### Stated task
All material below is to be reproduced exactly.

### Exercise inputs

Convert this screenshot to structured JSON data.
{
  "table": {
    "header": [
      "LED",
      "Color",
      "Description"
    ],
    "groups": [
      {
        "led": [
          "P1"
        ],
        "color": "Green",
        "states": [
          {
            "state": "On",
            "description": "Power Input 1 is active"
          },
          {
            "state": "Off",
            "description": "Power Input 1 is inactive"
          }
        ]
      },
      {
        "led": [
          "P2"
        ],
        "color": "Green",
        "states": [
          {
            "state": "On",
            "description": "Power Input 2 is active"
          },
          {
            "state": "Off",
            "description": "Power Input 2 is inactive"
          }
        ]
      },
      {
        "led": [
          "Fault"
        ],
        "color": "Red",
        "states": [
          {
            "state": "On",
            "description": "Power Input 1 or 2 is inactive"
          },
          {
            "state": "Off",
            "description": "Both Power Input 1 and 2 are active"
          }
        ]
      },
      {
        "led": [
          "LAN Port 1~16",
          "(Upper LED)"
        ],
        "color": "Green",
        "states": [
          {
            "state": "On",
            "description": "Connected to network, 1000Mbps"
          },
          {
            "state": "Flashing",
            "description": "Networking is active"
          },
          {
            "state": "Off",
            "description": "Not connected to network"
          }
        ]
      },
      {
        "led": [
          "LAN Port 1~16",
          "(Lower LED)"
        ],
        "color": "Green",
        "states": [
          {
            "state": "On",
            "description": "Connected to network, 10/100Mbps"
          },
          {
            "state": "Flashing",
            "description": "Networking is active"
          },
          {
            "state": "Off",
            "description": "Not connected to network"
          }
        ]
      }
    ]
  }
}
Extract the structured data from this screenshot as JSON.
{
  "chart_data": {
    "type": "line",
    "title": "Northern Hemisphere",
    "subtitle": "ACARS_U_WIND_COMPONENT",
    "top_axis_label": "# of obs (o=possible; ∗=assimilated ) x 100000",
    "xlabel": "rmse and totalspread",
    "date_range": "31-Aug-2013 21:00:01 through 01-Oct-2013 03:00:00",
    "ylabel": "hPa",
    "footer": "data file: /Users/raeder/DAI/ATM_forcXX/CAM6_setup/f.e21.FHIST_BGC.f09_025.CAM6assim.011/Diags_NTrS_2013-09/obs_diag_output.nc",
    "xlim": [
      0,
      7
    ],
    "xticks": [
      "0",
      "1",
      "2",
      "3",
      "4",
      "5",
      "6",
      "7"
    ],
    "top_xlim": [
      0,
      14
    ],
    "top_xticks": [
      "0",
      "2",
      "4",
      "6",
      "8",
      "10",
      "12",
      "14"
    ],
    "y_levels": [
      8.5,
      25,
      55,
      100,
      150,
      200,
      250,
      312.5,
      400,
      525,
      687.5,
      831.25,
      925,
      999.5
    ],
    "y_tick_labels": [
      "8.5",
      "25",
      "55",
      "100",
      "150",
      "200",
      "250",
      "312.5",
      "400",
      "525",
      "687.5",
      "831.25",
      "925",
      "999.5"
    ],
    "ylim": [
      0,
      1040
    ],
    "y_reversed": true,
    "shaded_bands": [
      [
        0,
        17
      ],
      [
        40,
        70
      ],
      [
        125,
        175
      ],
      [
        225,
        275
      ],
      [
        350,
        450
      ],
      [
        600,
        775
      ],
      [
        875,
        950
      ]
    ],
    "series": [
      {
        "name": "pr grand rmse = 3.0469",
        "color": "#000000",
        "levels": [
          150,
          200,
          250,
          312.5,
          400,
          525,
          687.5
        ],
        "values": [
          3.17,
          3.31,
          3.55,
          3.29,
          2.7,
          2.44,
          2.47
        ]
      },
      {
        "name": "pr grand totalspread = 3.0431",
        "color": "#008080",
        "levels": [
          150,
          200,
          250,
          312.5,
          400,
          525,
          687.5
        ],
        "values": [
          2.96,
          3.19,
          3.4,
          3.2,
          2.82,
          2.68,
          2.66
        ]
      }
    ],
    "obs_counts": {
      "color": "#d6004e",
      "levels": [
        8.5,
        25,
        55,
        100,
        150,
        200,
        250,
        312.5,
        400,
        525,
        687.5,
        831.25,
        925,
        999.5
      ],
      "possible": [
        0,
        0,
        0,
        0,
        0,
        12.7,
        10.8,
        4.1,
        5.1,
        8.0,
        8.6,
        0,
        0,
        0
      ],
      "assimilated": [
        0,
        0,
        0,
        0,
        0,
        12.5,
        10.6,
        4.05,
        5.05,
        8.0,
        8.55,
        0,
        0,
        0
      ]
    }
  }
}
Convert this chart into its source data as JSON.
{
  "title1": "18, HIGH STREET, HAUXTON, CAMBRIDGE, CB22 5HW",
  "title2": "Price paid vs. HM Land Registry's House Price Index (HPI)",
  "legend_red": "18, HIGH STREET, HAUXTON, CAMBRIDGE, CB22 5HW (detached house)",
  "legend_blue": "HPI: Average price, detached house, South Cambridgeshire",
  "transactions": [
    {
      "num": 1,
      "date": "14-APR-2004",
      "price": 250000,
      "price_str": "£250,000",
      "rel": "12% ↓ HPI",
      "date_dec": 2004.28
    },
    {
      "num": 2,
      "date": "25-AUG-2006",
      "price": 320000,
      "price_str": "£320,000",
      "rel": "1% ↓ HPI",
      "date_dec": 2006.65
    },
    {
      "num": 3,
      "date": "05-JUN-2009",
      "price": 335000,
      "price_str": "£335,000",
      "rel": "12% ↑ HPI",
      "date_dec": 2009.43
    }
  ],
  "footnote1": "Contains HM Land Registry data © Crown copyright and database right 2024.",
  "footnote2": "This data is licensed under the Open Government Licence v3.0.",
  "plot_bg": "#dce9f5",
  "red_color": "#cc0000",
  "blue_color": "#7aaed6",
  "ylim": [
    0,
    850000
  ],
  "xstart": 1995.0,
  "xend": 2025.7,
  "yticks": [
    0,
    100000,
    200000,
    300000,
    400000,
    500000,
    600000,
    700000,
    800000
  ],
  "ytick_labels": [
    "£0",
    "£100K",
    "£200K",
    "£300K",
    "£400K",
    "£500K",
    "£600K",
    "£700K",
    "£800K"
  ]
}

### The reply
Convert this screenshot to structured JSON data.
{
  "table": {
    "header": [
      "LED",
      "Color",
      "Description"
    ],
    "groups": [
      {
        "led": [
          "P1"
        ],
        "color": "Green",
        "states": [
          {
            "state": "On",
            "description": "Power Input 1 is active"
          },
          {
            "state": "Off",
            "description": "Power Input 1 is inactive"
          }
        ]
      },
      {
        "led": [
          "P2"
        ],
        "color": "Green",
        "states": [
          {
            "state": "On",
            "description": "Power Input 2 is active"
          },
          {
            "state": "Off",
            "description": "Power Input 2 is inactive"
          }
        ]
      },
      {
        "led": [
          "Fault"
        ],
        "color": "Red",
        "states": [
          {
            "state": "On",
            "description": "Power Input 1 or 2 is inactive"
          },
          {
            "state": "Off",
            "description": "Both Power Input 1 and 2 are active"
          }
        ]
      },
      {
        "led": [
          "LAN Port 1~16",
          "(Upper LED)"
        ],
        "color": "Green",
        "states": [
          {
            "state": "On",
            "description": "Connected to network, 1000Mbps"
          },
          {
            "state": "Flashing",
            "description": "Networking is active"
          },
          {
            "state": "Off",
            "description": "Not connected to network"
          }
        ]
      },
      {
        "led": [
          "LAN Port 1~16",
          "(Lower LED)"
        ],
        "color": "Green",
        "states": [
          {
            "state": "On",
            "description": "Connected to network, 10/100Mbps"
          },
          {
            "state": "Flashing",
            "description": "Networking is active"
          },
          {
            "state": "Off",
            "description": "Not connected to network"
          }
        ]
      }
    ]
  }
}
Extract the structured data from this screenshot as JSON.
{
  "chart_data": {
    "type": "line",
    "title": "Northern Hemisphere",
    "subtitle": "ACARS_U_WIND_COMPONENT",
    "top_axis_label": "# of obs (o=possible; ∗=assimilated ) x 100000",
    "xlabel": "rmse and totalspread",
    "date_range": "31-Aug-2013 21:00:01 through 01-Oct-2013 03:00:00",
    "ylabel": "hPa",
    "footer": "data file: /Users/raeder/DAI/ATM_forcXX/CAM6_setup/f.e21.FHIST_BGC.f09_025.CAM6assim.011/Diags_NTrS_2013-09/obs_diag_output.nc",
    "xlim": [
      0,
      7
    ],
    "xticks": [
      "0",
      "1",
      "2",
      "3",
      "4",
      "5",
      "6",
      "7"
    ],
    "top_xlim": [
      0,
      14
    ],
    "top_xticks": [
      "0",
      "2",
      "4",
      "6",
      "8",
      "10",
      "12",
      "14"
    ],
    "y_levels": [
      8.5,
      25,
      55,
      100,
      150,
      200,
      250,
      312.5,
      400,
      525,
      687.5,
      831.25,
      925,
      999.5
    ],
    "y_tick_labels": [
      "8.5",
      "25",
      "55",
      "100",
      "150",
      "200",
      "250",
      "312.5",
      "400",
      "525",
      "687.5",
      "831.25",
      "925",
      "999.5"
    ],
    "ylim": [
      0,
      1040
    ],
    "y_reversed": true,
    "shaded_bands": [
      [
        0,
        17
      ],
      [
        40,
        70
      ],
      [
        125,
        175
      ],
      [
        225,
        275
      ],
      [
        350,
        450
      ],
      [
        600,
        775
      ],
      [
        875,
        950
      ]
    ],
    "series": [
      {
        "name": "pr grand rmse = 3.0469",
        "color": "#000000",
        "levels": [
          150,
          200,
          250,
          312.5,
          400,
          525,
          687.5
        ],
        "values": [
          3.17,
          3.31,
          3.55,
          3.29,
          2.7,
          2.44,
          2.47
        ]
      },
      {
        "name": "pr grand totalspread = 3.0431",
        "color": "#008080",
        "levels": [
          150,
          200,
          250,
          312.5,
          400,
          525,
          687.5
        ],
        "values": [
          2.96,
          3.19,
          3.4,
          3.2,
          2.82,
          2.68,
          2.66
        ]
      }
    ],
    "obs_counts": {
      "color": "#d6004e",
      "levels": [
        8.5,
        25,
        55,
        100,
        150,
        200,
        250,
        312.5,
        400,
        525,
        687.5,
        831.25,
        925,
        999.5
      ],
      "possible": [
        0,
        0,
        0,
        0,
        0,
        12.7,
        10.8,
        4.1,
        5.1,
        8.0,
        8.6,
        0,
        0,
        0
      ],
      "assimilated": [
        0,
        0,
        0,
        0,
        0,
        12.5,
        10.6,
        4.05,
        5.05,
        8.0,
        8.55,
        0,
        0,
        0
      ]
    }
  }
}
Convert this chart into its source data as JSON.
{
  "title1": "18, HIGH STREET, HAUXTON, CAMBRIDGE, CB22 5HW",
  "title2": "Price paid vs. HM Land Registry's House Price Index (HPI)",
  "legend_red": "18, HIGH STREET, HAUXTON, CAMBRIDGE, CB22 5HW (detached house)",
  "legend_blue": "HPI: Average price, detached house, South Cambridgeshire",
  "transactions": [
    {
      "num": 1,
      "date": "14-APR-2004",
      "price": 250000,
      "price_str": "£250,000",
      "rel": "12% ↓ HPI",
      "date_dec": 2004.28
    },
    {
      "num": 2,
      "date": "25-AUG-2006",
      "price": 320000,
      "price_str": "£320,000",
      "rel": "1% ↓ HPI",
      "date_dec": 2006.65
    },
    {
      "num": 3,
      "date": "05-JUN-2009",
      "price": 335000,
      "price_str": "£335,000",
      "rel": "12% ↑ HPI",
      "date_dec": 2009.43
    }
  ],
  "footnote1": "Contains HM Land Registry data © Crown copyright and database right 2024.",
  "footnote2": "This data is licensed under the Open Government Licence v3.0.",
  "plot_bg": "#dce9f5",
  "red_color": "#cc0000",
  "blue_color": "#7aaed6",
  "ylim": [
    0,
    850000
  ],
  "xstart": 1995.0,
  "xend": 2025.7,
  "yticks": [
    0,
    100000,
    200000,
    300000,
    400000,
    500000,
    600000,
    700000,
    800000
  ],
  "ytick_labels": [
    "£0",
    "£100K",
    "£200K",
    "£300K",
    "£400K",
    "£500K",
    "£600K",
    "£700K",
    "£800K"
  ]
}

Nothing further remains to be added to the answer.